| WORK REQUIRED |
From the listing that follows, output everything exactly except the pictures.

| THE RECORDS |
## BEGIN

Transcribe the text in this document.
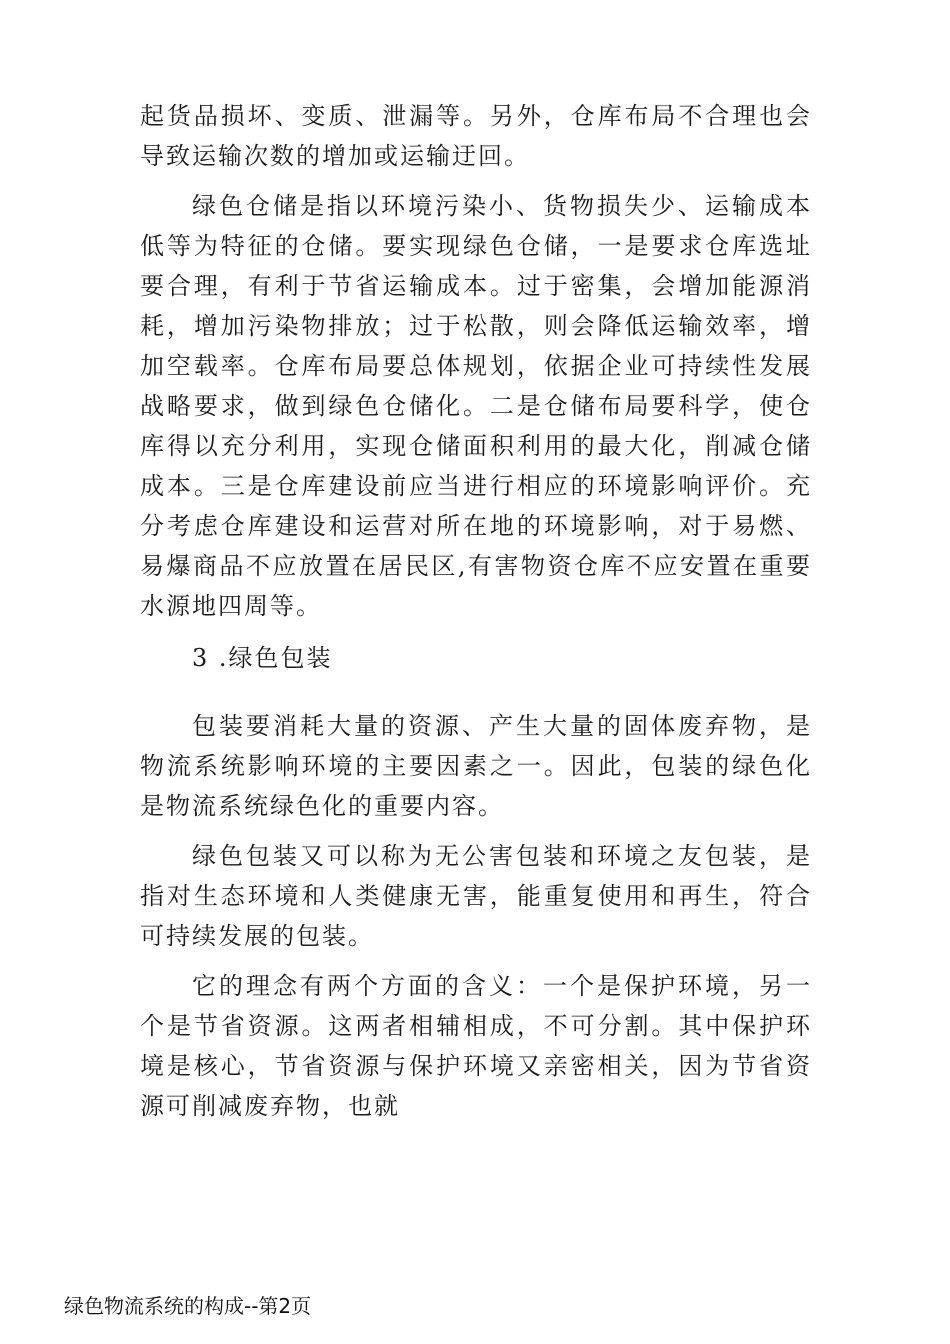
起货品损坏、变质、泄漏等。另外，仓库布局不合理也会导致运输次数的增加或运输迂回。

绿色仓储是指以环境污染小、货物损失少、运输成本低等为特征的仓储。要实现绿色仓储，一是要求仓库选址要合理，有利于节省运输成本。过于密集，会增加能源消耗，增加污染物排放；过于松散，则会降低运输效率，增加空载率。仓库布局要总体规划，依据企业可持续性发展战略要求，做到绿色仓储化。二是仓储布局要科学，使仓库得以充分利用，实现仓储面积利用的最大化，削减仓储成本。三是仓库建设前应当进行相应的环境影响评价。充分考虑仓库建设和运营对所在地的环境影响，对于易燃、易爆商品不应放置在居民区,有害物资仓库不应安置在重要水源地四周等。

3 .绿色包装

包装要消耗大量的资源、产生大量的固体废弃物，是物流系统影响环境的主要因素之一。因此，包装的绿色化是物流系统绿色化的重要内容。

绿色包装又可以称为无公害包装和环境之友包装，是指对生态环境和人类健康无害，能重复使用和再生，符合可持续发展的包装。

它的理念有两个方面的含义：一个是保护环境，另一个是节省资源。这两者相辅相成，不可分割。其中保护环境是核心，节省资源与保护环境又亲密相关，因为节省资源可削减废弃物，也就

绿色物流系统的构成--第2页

## END

| EXERCISE RESPONSE |
Transcribe the text in this document.
起货品损坏、变质、泄漏等。另外，仓库布局不合理也会导致运输次数的增加或运输迂回。

绿色仓储是指以环境污染小、货物损失少、运输成本低等为特征的仓储。要实现绿色仓储，一是要求仓库选址要合理，有利于节省运输成本。过于密集，会增加能源消耗，增加污染物排放；过于松散，则会降低运输效率，增加空载率。仓库布局要总体规划，依据企业可持续性发展战略要求，做到绿色仓储化。二是仓储布局要科学，使仓库得以充分利用，实现仓储面积利用的最大化，削减仓储成本。三是仓库建设前应当进行相应的环境影响评价。充分考虑仓库建设和运营对所在地的环境影响，对于易燃、易爆商品不应放置在居民区,有害物资仓库不应安置在重要水源地四周等。

3 .绿色包装

包装要消耗大量的资源、产生大量的固体废弃物，是物流系统影响环境的主要因素之一。因此，包装的绿色化是物流系统绿色化的重要内容。

绿色包装又可以称为无公害包装和环境之友包装，是指对生态环境和人类健康无害，能重复使用和再生，符合可持续发展的包装。

它的理念有两个方面的含义：一个是保护环境，另一个是节省资源。这两者相辅相成，不可分割。其中保护环境是核心，节省资源与保护环境又亲密相关，因为节省资源可削减废弃物，也就

绿色物流系统的构成--第2页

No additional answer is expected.